** STATED EXERCISE **
Omit the pictures and return every entry exactly as written.

** BEGIN PROVIDED INFORMATION **

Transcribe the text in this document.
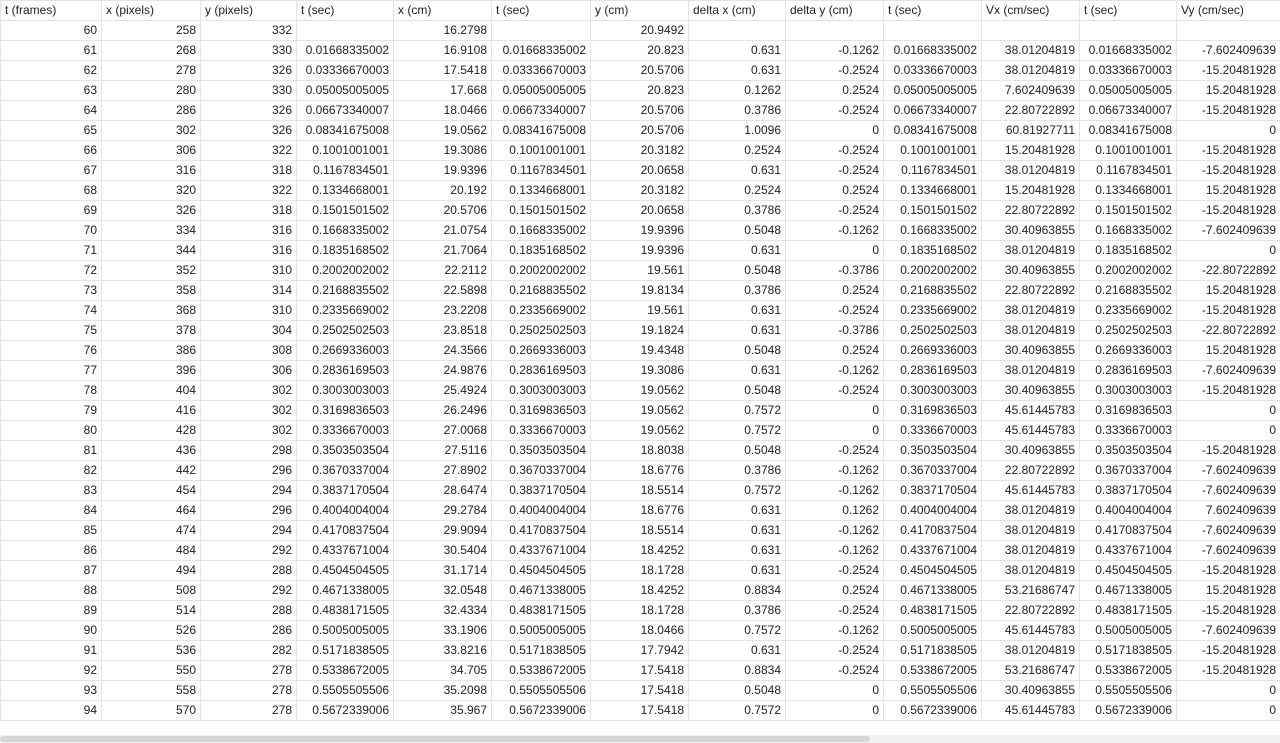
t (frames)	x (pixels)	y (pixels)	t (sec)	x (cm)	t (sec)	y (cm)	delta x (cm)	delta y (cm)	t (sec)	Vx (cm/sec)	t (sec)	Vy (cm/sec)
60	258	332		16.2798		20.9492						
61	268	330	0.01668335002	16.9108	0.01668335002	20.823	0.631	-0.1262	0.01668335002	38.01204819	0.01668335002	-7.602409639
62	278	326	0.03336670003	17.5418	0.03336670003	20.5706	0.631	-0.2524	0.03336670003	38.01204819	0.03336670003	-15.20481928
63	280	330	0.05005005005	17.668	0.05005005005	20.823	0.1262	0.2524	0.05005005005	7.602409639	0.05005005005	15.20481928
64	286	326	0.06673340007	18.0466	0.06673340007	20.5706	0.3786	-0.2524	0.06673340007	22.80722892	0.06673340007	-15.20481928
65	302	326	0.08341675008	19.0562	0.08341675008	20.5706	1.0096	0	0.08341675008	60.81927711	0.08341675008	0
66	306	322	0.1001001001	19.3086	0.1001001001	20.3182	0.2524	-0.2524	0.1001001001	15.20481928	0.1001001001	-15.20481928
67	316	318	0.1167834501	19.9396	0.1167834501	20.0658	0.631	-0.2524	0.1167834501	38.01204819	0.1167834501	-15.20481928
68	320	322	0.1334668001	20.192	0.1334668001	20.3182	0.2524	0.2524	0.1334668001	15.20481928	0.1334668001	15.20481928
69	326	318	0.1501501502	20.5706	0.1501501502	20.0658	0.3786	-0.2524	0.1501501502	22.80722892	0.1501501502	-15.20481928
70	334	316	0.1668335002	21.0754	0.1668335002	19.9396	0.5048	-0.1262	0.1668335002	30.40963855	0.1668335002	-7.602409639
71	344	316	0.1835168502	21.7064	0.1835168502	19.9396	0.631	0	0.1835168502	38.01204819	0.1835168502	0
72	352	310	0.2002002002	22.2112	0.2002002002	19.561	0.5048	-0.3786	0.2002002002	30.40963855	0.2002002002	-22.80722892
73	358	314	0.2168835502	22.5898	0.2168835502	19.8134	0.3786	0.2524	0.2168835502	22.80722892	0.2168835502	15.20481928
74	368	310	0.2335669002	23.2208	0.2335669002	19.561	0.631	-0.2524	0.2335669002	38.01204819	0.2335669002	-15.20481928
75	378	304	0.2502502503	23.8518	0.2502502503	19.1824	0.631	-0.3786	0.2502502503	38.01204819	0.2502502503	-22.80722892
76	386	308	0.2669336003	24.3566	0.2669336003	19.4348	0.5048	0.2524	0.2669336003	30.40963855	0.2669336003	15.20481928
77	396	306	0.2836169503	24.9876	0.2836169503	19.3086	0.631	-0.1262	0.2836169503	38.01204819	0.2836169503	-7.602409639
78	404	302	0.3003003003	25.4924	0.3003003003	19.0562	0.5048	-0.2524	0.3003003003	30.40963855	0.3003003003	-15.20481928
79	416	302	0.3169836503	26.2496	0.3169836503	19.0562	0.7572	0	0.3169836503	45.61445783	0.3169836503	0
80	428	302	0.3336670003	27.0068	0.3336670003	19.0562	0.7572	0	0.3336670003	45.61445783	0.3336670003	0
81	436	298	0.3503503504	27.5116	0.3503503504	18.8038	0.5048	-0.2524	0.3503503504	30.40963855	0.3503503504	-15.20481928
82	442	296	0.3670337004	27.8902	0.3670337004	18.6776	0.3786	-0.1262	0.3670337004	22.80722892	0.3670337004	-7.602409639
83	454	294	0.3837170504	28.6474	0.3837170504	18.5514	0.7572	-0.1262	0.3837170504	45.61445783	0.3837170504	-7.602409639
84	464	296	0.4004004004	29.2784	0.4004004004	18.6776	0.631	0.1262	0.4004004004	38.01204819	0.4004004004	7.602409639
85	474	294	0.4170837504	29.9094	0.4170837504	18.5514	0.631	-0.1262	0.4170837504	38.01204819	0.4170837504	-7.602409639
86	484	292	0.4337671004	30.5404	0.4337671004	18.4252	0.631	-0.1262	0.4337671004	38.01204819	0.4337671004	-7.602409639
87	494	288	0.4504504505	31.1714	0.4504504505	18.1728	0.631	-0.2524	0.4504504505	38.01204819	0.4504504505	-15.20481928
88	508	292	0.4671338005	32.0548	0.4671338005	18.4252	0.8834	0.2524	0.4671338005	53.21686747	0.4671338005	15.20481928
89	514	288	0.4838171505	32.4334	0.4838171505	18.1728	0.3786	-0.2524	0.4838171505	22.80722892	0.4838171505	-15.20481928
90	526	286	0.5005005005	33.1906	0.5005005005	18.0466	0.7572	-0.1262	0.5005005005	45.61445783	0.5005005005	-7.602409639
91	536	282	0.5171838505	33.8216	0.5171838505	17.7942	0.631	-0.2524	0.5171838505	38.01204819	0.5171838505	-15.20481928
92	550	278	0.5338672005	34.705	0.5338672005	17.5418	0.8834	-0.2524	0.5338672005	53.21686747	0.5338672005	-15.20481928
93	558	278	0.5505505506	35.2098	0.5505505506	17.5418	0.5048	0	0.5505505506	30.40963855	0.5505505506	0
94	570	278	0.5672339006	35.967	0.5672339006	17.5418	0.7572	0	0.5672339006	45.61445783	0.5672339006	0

** END PROVIDED INFORMATION **

** FULL ANSWER **
Transcribe the text in this document.
t (frames)	x (pixels)	y (pixels)	t (sec)	x (cm)	t (sec)	y (cm)	delta x (cm)	delta y (cm)	t (sec)	Vx (cm/sec)	t (sec)	Vy (cm/sec)
60	258	332		16.2798		20.9492						
61	268	330	0.01668335002	16.9108	0.01668335002	20.823	0.631	-0.1262	0.01668335002	38.01204819	0.01668335002	-7.602409639
62	278	326	0.03336670003	17.5418	0.03336670003	20.5706	0.631	-0.2524	0.03336670003	38.01204819	0.03336670003	-15.20481928
63	280	330	0.05005005005	17.668	0.05005005005	20.823	0.1262	0.2524	0.05005005005	7.602409639	0.05005005005	15.20481928
64	286	326	0.06673340007	18.0466	0.06673340007	20.5706	0.3786	-0.2524	0.06673340007	22.80722892	0.06673340007	-15.20481928
65	302	326	0.08341675008	19.0562	0.08341675008	20.5706	1.0096	0	0.08341675008	60.81927711	0.08341675008	0
66	306	322	0.1001001001	19.3086	0.1001001001	20.3182	0.2524	-0.2524	0.1001001001	15.20481928	0.1001001001	-15.20481928
67	316	318	0.1167834501	19.9396	0.1167834501	20.0658	0.631	-0.2524	0.1167834501	38.01204819	0.1167834501	-15.20481928
68	320	322	0.1334668001	20.192	0.1334668001	20.3182	0.2524	0.2524	0.1334668001	15.20481928	0.1334668001	15.20481928
69	326	318	0.1501501502	20.5706	0.1501501502	20.0658	0.3786	-0.2524	0.1501501502	22.80722892	0.1501501502	-15.20481928
70	334	316	0.1668335002	21.0754	0.1668335002	19.9396	0.5048	-0.1262	0.1668335002	30.40963855	0.1668335002	-7.602409639
71	344	316	0.1835168502	21.7064	0.1835168502	19.9396	0.631	0	0.1835168502	38.01204819	0.1835168502	0
72	352	310	0.2002002002	22.2112	0.2002002002	19.561	0.5048	-0.3786	0.2002002002	30.40963855	0.2002002002	-22.80722892
73	358	314	0.2168835502	22.5898	0.2168835502	19.8134	0.3786	0.2524	0.2168835502	22.80722892	0.2168835502	15.20481928
74	368	310	0.2335669002	23.2208	0.2335669002	19.561	0.631	-0.2524	0.2335669002	38.01204819	0.2335669002	-15.20481928
75	378	304	0.2502502503	23.8518	0.2502502503	19.1824	0.631	-0.3786	0.2502502503	38.01204819	0.2502502503	-22.80722892
76	386	308	0.2669336003	24.3566	0.2669336003	19.4348	0.5048	0.2524	0.2669336003	30.40963855	0.2669336003	15.20481928
77	396	306	0.2836169503	24.9876	0.2836169503	19.3086	0.631	-0.1262	0.2836169503	38.01204819	0.2836169503	-7.602409639
78	404	302	0.3003003003	25.4924	0.3003003003	19.0562	0.5048	-0.2524	0.3003003003	30.40963855	0.3003003003	-15.20481928
79	416	302	0.3169836503	26.2496	0.3169836503	19.0562	0.7572	0	0.3169836503	45.61445783	0.3169836503	0
80	428	302	0.3336670003	27.0068	0.3336670003	19.0562	0.7572	0	0.3336670003	45.61445783	0.3336670003	0
81	436	298	0.3503503504	27.5116	0.3503503504	18.8038	0.5048	-0.2524	0.3503503504	30.40963855	0.3503503504	-15.20481928
82	442	296	0.3670337004	27.8902	0.3670337004	18.6776	0.3786	-0.1262	0.3670337004	22.80722892	0.3670337004	-7.602409639
83	454	294	0.3837170504	28.6474	0.3837170504	18.5514	0.7572	-0.1262	0.3837170504	45.61445783	0.3837170504	-7.602409639
84	464	296	0.4004004004	29.2784	0.4004004004	18.6776	0.631	0.1262	0.4004004004	38.01204819	0.4004004004	7.602409639
85	474	294	0.4170837504	29.9094	0.4170837504	18.5514	0.631	-0.1262	0.4170837504	38.01204819	0.4170837504	-7.602409639
86	484	292	0.4337671004	30.5404	0.4337671004	18.4252	0.631	-0.1262	0.4337671004	38.01204819	0.4337671004	-7.602409639
87	494	288	0.4504504505	31.1714	0.4504504505	18.1728	0.631	-0.2524	0.4504504505	38.01204819	0.4504504505	-15.20481928
88	508	292	0.4671338005	32.0548	0.4671338005	18.4252	0.8834	0.2524	0.4671338005	53.21686747	0.4671338005	15.20481928
89	514	288	0.4838171505	32.4334	0.4838171505	18.1728	0.3786	-0.2524	0.4838171505	22.80722892	0.4838171505	-15.20481928
90	526	286	0.5005005005	33.1906	0.5005005005	18.0466	0.7572	-0.1262	0.5005005005	45.61445783	0.5005005005	-7.602409639
91	536	282	0.5171838505	33.8216	0.5171838505	17.7942	0.631	-0.2524	0.5171838505	38.01204819	0.5171838505	-15.20481928
92	550	278	0.5338672005	34.705	0.5338672005	17.5418	0.8834	-0.2524	0.5338672005	53.21686747	0.5338672005	-15.20481928
93	558	278	0.5505505506	35.2098	0.5505505506	17.5418	0.5048	0	0.5505505506	30.40963855	0.5505505506	0
94	570	278	0.5672339006	35.967	0.5672339006	17.5418	0.7572	0	0.5672339006	45.61445783	0.5672339006	0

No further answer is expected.